> Your objective: Extract the whole listing as it stands. Do not include the pictures.

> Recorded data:
* * * * * * *

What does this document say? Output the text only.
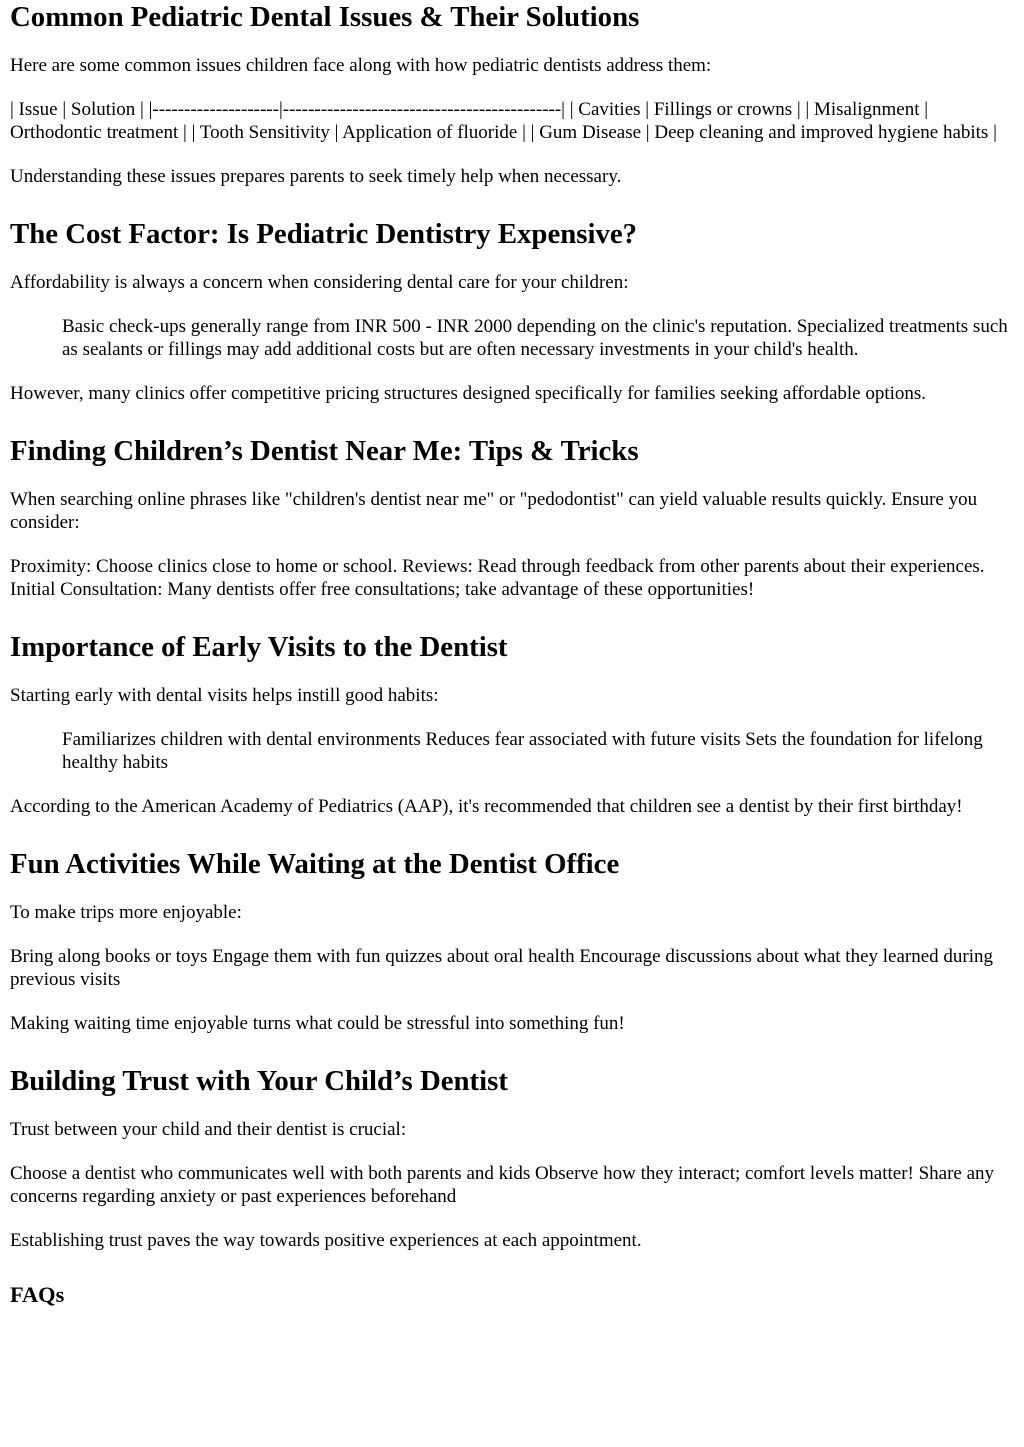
Common Pediatric Dental Issues & Their Solutions

Here are some common issues children face along with how pediatric dentists address them:

| Issue | Solution | |--------------------|--------------------------------------------| | Cavities | Fillings or crowns | | Misalignment | Orthodontic treatment | | Tooth Sensitivity | Application of fluoride | | Gum Disease | Deep cleaning and improved hygiene habits |

Understanding these issues prepares parents to seek timely help when necessary.

The Cost Factor: Is Pediatric Dentistry Expensive?

Affordability is always a concern when considering dental care for your children:

Basic check-ups generally range from INR 500 - INR 2000 depending on the clinic's reputation. Specialized treatments such as sealants or fillings may add additional costs but are often necessary investments in your child's health.

However, many clinics offer competitive pricing structures designed specifically for families seeking affordable options.

Finding Children’s Dentist Near Me: Tips & Tricks

When searching online phrases like "children's dentist near me" or "pedodontist" can yield valuable results quickly. Ensure you consider:

Proximity: Choose clinics close to home or school. Reviews: Read through feedback from other parents about their experiences. Initial Consultation: Many dentists offer free consultations; take advantage of these opportunities!

Importance of Early Visits to the Dentist

Starting early with dental visits helps instill good habits:

Familiarizes children with dental environments Reduces fear associated with future visits Sets the foundation for lifelong healthy habits

According to the American Academy of Pediatrics (AAP), it's recommended that children see a dentist by their first birthday!

Fun Activities While Waiting at the Dentist Office

To make trips more enjoyable:

Bring along books or toys Engage them with fun quizzes about oral health Encourage discussions about what they learned during previous visits

Making waiting time enjoyable turns what could be stressful into something fun!

Building Trust with Your Child’s Dentist

Trust between your child and their dentist is crucial:

Choose a dentist who communicates well with both parents and kids Observe how they interact; comfort levels matter! Share any concerns regarding anxiety or past experiences beforehand

Establishing trust paves the way towards positive experiences at each appointment.

FAQs
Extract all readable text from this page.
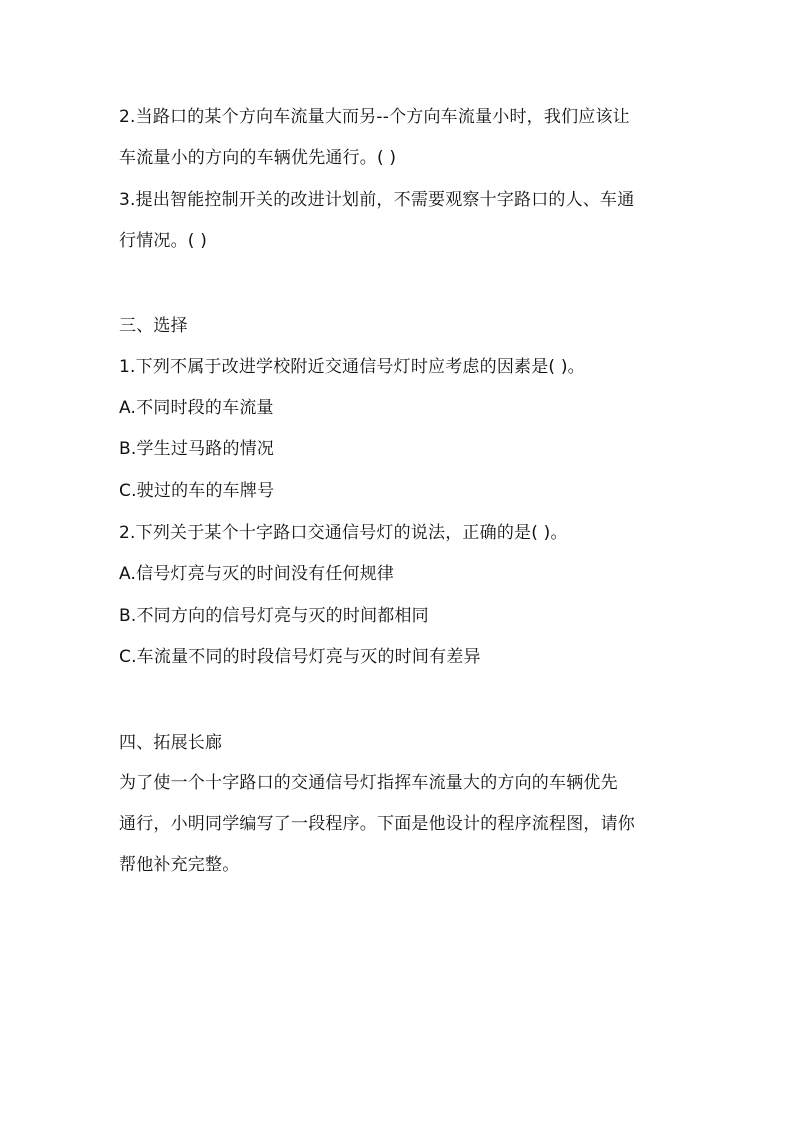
2.当路口的某个方向车流量大而另--个方向车流量小时，我们应该让
车流量小的方向的车辆优先通行。( )
3.提出智能控制开关的改进计划前，不需要观察十字路口的人、车通
行情况。( )
三、选择
1.下列不属于改进学校附近交通信号灯时应考虑的因素是( )。
A.不同时段的车流量
B.学生过马路的情况
C.驶过的车的车牌号
2.下列关于某个十字路口交通信号灯的说法，正确的是( )。
A.信号灯亮与灭的时间没有任何规律
B.不同方向的信号灯亮与灭的时间都相同
C.车流量不同的时段信号灯亮与灭的时间有差异
四、拓展长廊
为了使一个十字路口的交通信号灯指挥车流量大的方向的车辆优先
通行，小明同学编写了一段程序。下面是他设计的程序流程图，请你
帮他补充完整。
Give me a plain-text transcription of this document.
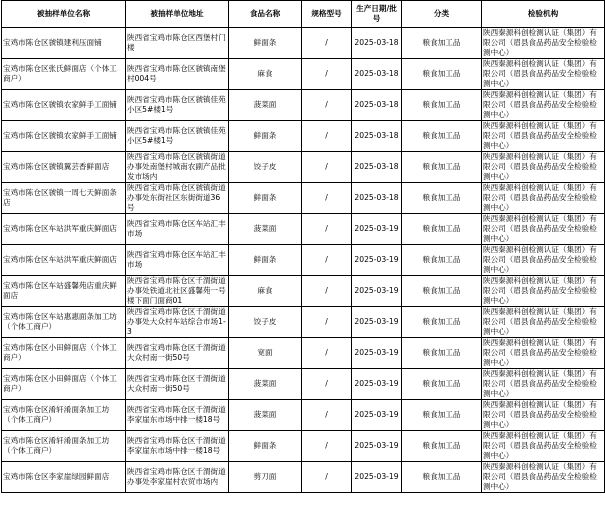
被抽样单位名称	被抽样单位地址	食品名称	规格型号	生产日期/批号	分类	检验机构
宝鸡市陈仓区虢镇建利压面铺	陕西省宝鸡市陈仓区西堡村门楼	鲜面条	/	2025-03-18	粮食加工品	陕西秦源科创检测认证（集团）有限公司（眉县食品药品安全检验检测中心）
宝鸡市陈仓区张氏鲜面店（个体工商户）	陕西省宝鸡市陈仓区虢镇南堡村004号	麻食	/	2025-03-18	粮食加工品	陕西秦源科创检测认证（集团）有限公司（眉县食品药品安全检验检测中心）
宝鸡市陈仓区虢镇农家鲜手工面铺	陕西省宝鸡市陈仓区虢镇佳苑小区5#楼1号	菠菜面	/	2025-03-18	粮食加工品	陕西秦源科创检测认证（集团）有限公司（眉县食品药品安全检验检测中心）
宝鸡市陈仓区虢镇农家鲜手工面铺	陕西省宝鸡市陈仓区虢镇佳苑小区5#楼1号	鲜面条	/	2025-03-18	粮食加工品	陕西秦源科创检测认证（集团）有限公司（眉县食品药品安全检验检测中心）
宝鸡市陈仓区虢镇翼芸香鲜面店	陕西省宝鸡市陈仓区虢镇街道办事处南堡村城南农副产品批发市场内	饺子皮	/	2025-03-18	粮食加工品	陕西秦源科创检测认证（集团）有限公司（眉县食品药品安全检验检测中心）
宝鸡市陈仓区虢镇一周七天鲜面条店	陕西省宝鸡市陈仓区虢镇街道办事处东街社区东街街道36号	鲜面条	/	2025-03-18	粮食加工品	陕西秦源科创检测认证（集团）有限公司（眉县食品药品安全检验检测中心）
宝鸡市陈仓区车站洪军重庆鲜面店	陕西省宝鸡市陈仓区车站汇丰市场	菠菜面	/	2025-03-19	粮食加工品	陕西秦源科创检测认证（集团）有限公司（眉县食品药品安全检验检测中心）
宝鸡市陈仓区车站洪军重庆鲜面店	陕西省宝鸡市陈仓区车站汇丰市场	鲜面条	/	2025-03-19	粮食加工品	陕西秦源科创检测认证（集团）有限公司（眉县食品药品安全检验检测中心）
宝鸡市陈仓区车站盛馨苑店重庆鲜面店	陕西省宝鸡市陈仓区千渭街道办事处铁道北社区盛馨苑一号楼下面门面商01	麻食	/	2025-03-19	粮食加工品	陕西秦源科创检测认证（集团）有限公司（眉县食品药品安全检验检测中心）
宝鸡市陈仓区车站惠惠面条加工坊（个体工商户）	陕西省宝鸡市陈仓区千渭街道办事处大众村车站综合市场1-3	饺子皮	/	2025-03-19	粮食加工品	陕西秦源科创检测认证（集团）有限公司（眉县食品药品安全检验检测中心）
宝鸡市陈仓区小田鲜面店（个体工商户）	陕西省宝鸡市陈仓区千渭街道大众村南一街50号	宽面	/	2025-03-19	粮食加工品	陕西秦源科创检测认证（集团）有限公司（眉县食品药品安全检验检测中心）
宝鸡市陈仓区小田鲜面店（个体工商户）	陕西省宝鸡市陈仓区千渭街道大众村南一街50号	菠菜面	/	2025-03-19	粮食加工品	陕西秦源科创检测认证（集团）有限公司（眉县食品药品安全检验检测中心）
宝鸡市陈仓区淆轩淆面条加工坊（个体工商户）	陕西省宝鸡市陈仓区千渭街道李家崖东市场中排一楼18号	菠菜面	/	2025-03-19	粮食加工品	陕西秦源科创检测认证（集团）有限公司（眉县食品药品安全检验检测中心）
宝鸡市陈仓区淆轩淆面条加工坊（个体工商户）	陕西省宝鸡市陈仓区千渭街道李家崖东市场中排一楼18号	鲜面条	/	2025-03-19	粮食加工品	陕西秦源科创检测认证（集团）有限公司（眉县食品药品安全检验检测中心）
宝鸡市陈仓区李家崖绿园鲜面店	陕西省宝鸡市陈仓区千渭街道办事处李家崖村农贸市场内	剪刀面	/	2025-03-19	粮食加工品	陕西秦源科创检测认证（集团）有限公司（眉县食品药品安全检验检测中心）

* * * * * * *

> Solution to the problem:
What does this document say? Output the text only.
Common Pediatric Dental Issues & Their Solutions

Here are some common issues children face along with how pediatric dentists address them:

| Issue | Solution | |--------------------|--------------------------------------------| | Cavities | Fillings or crowns | | Misalignment | Orthodontic treatment | | Tooth Sensitivity | Application of fluoride | | Gum Disease | Deep cleaning and improved hygiene habits |

Understanding these issues prepares parents to seek timely help when necessary.

The Cost Factor: Is Pediatric Dentistry Expensive?

Affordability is always a concern when considering dental care for your children:

Basic check-ups generally range from INR 500 - INR 2000 depending on the clinic's reputation. Specialized treatments such as sealants or fillings may add additional costs but are often necessary investments in your child's health.

However, many clinics offer competitive pricing structures designed specifically for families seeking affordable options.

Finding Children’s Dentist Near Me: Tips & Tricks

When searching online phrases like "children's dentist near me" or "pedodontist" can yield valuable results quickly. Ensure you consider:

Proximity: Choose clinics close to home or school. Reviews: Read through feedback from other parents about their experiences. Initial Consultation: Many dentists offer free consultations; take advantage of these opportunities!

Importance of Early Visits to the Dentist

Starting early with dental visits helps instill good habits:

Familiarizes children with dental environments Reduces fear associated with future visits Sets the foundation for lifelong healthy habits

According to the American Academy of Pediatrics (AAP), it's recommended that children see a dentist by their first birthday!

Fun Activities While Waiting at the Dentist Office

To make trips more enjoyable:

Bring along books or toys Engage them with fun quizzes about oral health Encourage discussions about what they learned during previous visits

Making waiting time enjoyable turns what could be stressful into something fun!

Building Trust with Your Child’s Dentist

Trust between your child and their dentist is crucial:

Choose a dentist who communicates well with both parents and kids Observe how they interact; comfort levels matter! Share any concerns regarding anxiety or past experiences beforehand

Establishing trust paves the way towards positive experiences at each appointment.

FAQs
Extract all readable text from this page.
2.当路口的某个方向车流量大而另--个方向车流量小时，我们应该让
车流量小的方向的车辆优先通行。( )
3.提出智能控制开关的改进计划前，不需要观察十字路口的人、车通
行情况。( )
三、选择
1.下列不属于改进学校附近交通信号灯时应考虑的因素是( )。
A.不同时段的车流量
B.学生过马路的情况
C.驶过的车的车牌号
2.下列关于某个十字路口交通信号灯的说法，正确的是( )。
A.信号灯亮与灭的时间没有任何规律
B.不同方向的信号灯亮与灭的时间都相同
C.车流量不同的时段信号灯亮与灭的时间有差异
四、拓展长廊
为了使一个十字路口的交通信号灯指挥车流量大的方向的车辆优先
通行，小明同学编写了一段程序。下面是他设计的程序流程图，请你
帮他补充完整。
Give me a plain-text transcription of this document.
被抽样单位名称	被抽样单位地址	食品名称	规格型号	生产日期/批号	分类	检验机构
宝鸡市陈仓区虢镇建利压面铺	陕西省宝鸡市陈仓区西堡村门楼	鲜面条	/	2025-03-18	粮食加工品	陕西秦源科创检测认证（集团）有限公司（眉县食品药品安全检验检测中心）
宝鸡市陈仓区张氏鲜面店（个体工商户）	陕西省宝鸡市陈仓区虢镇南堡村004号	麻食	/	2025-03-18	粮食加工品	陕西秦源科创检测认证（集团）有限公司（眉县食品药品安全检验检测中心）
宝鸡市陈仓区虢镇农家鲜手工面铺	陕西省宝鸡市陈仓区虢镇佳苑小区5#楼1号	菠菜面	/	2025-03-18	粮食加工品	陕西秦源科创检测认证（集团）有限公司（眉县食品药品安全检验检测中心）
宝鸡市陈仓区虢镇农家鲜手工面铺	陕西省宝鸡市陈仓区虢镇佳苑小区5#楼1号	鲜面条	/	2025-03-18	粮食加工品	陕西秦源科创检测认证（集团）有限公司（眉县食品药品安全检验检测中心）
宝鸡市陈仓区虢镇翼芸香鲜面店	陕西省宝鸡市陈仓区虢镇街道办事处南堡村城南农副产品批发市场内	饺子皮	/	2025-03-18	粮食加工品	陕西秦源科创检测认证（集团）有限公司（眉县食品药品安全检验检测中心）
宝鸡市陈仓区虢镇一周七天鲜面条店	陕西省宝鸡市陈仓区虢镇街道办事处东街社区东街街道36号	鲜面条	/	2025-03-18	粮食加工品	陕西秦源科创检测认证（集团）有限公司（眉县食品药品安全检验检测中心）
宝鸡市陈仓区车站洪军重庆鲜面店	陕西省宝鸡市陈仓区车站汇丰市场	菠菜面	/	2025-03-19	粮食加工品	陕西秦源科创检测认证（集团）有限公司（眉县食品药品安全检验检测中心）
宝鸡市陈仓区车站洪军重庆鲜面店	陕西省宝鸡市陈仓区车站汇丰市场	鲜面条	/	2025-03-19	粮食加工品	陕西秦源科创检测认证（集团）有限公司（眉县食品药品安全检验检测中心）
宝鸡市陈仓区车站盛馨苑店重庆鲜面店	陕西省宝鸡市陈仓区千渭街道办事处铁道北社区盛馨苑一号楼下面门面商01	麻食	/	2025-03-19	粮食加工品	陕西秦源科创检测认证（集团）有限公司（眉县食品药品安全检验检测中心）
宝鸡市陈仓区车站惠惠面条加工坊（个体工商户）	陕西省宝鸡市陈仓区千渭街道办事处大众村车站综合市场1-3	饺子皮	/	2025-03-19	粮食加工品	陕西秦源科创检测认证（集团）有限公司（眉县食品药品安全检验检测中心）
宝鸡市陈仓区小田鲜面店（个体工商户）	陕西省宝鸡市陈仓区千渭街道大众村南一街50号	宽面	/	2025-03-19	粮食加工品	陕西秦源科创检测认证（集团）有限公司（眉县食品药品安全检验检测中心）
宝鸡市陈仓区小田鲜面店（个体工商户）	陕西省宝鸡市陈仓区千渭街道大众村南一街50号	菠菜面	/	2025-03-19	粮食加工品	陕西秦源科创检测认证（集团）有限公司（眉县食品药品安全检验检测中心）
宝鸡市陈仓区淆轩淆面条加工坊（个体工商户）	陕西省宝鸡市陈仓区千渭街道李家崖东市场中排一楼18号	菠菜面	/	2025-03-19	粮食加工品	陕西秦源科创检测认证（集团）有限公司（眉县食品药品安全检验检测中心）
宝鸡市陈仓区淆轩淆面条加工坊（个体工商户）	陕西省宝鸡市陈仓区千渭街道李家崖东市场中排一楼18号	鲜面条	/	2025-03-19	粮食加工品	陕西秦源科创检测认证（集团）有限公司（眉县食品药品安全检验检测中心）
宝鸡市陈仓区李家崖绿园鲜面店	陕西省宝鸡市陈仓区千渭街道办事处李家崖村农贸市场内	剪刀面	/	2025-03-19	粮食加工品	陕西秦源科创检测认证（集团）有限公司（眉县食品药品安全检验检测中心）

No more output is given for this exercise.